----- DATASET CONTENT -----

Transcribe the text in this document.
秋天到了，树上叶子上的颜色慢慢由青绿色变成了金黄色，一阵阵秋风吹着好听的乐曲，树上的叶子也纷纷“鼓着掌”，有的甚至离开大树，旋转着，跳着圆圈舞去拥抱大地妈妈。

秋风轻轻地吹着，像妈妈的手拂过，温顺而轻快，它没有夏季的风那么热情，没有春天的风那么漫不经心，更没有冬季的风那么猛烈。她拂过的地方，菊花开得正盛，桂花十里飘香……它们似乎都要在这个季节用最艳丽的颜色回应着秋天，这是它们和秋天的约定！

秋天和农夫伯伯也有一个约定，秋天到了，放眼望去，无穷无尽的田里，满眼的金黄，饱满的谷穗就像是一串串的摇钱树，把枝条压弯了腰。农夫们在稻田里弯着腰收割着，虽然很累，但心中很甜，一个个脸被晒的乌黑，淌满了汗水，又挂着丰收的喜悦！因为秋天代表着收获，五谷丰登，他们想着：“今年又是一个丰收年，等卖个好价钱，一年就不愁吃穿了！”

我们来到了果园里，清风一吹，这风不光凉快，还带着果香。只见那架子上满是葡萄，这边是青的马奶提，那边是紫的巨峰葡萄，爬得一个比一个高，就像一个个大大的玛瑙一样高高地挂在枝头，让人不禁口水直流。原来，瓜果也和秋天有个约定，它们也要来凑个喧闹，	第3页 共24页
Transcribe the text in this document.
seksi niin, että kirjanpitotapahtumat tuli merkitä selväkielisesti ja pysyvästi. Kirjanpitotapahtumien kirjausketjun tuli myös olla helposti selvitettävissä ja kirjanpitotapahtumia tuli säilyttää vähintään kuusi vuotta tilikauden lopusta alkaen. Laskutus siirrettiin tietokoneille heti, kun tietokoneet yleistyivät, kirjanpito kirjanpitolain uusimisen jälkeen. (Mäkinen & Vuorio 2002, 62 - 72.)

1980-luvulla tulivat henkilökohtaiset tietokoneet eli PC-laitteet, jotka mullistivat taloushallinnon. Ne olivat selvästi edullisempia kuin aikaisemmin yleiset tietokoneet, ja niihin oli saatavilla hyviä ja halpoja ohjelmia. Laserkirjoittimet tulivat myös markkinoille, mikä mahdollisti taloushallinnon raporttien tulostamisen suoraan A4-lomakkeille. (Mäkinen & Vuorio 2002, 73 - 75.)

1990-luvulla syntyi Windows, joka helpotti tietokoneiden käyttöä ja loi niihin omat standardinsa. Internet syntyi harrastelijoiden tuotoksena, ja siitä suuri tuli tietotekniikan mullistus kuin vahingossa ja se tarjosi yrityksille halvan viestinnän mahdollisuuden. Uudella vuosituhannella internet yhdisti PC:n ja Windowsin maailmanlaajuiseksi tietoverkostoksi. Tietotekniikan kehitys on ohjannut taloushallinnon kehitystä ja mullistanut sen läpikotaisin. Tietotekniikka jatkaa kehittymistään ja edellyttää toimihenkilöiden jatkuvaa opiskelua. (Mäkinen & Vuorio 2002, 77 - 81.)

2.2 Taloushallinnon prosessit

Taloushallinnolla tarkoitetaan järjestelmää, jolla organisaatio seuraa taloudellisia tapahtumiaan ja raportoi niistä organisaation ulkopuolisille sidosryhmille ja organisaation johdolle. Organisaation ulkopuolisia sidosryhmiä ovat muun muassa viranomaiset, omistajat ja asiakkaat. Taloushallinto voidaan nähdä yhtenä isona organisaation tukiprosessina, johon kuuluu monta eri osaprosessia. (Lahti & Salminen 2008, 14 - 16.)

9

-----

Each line of the data that includes the word "秋天到了" counts once; report the total and nothing more.

RESPONSE: 2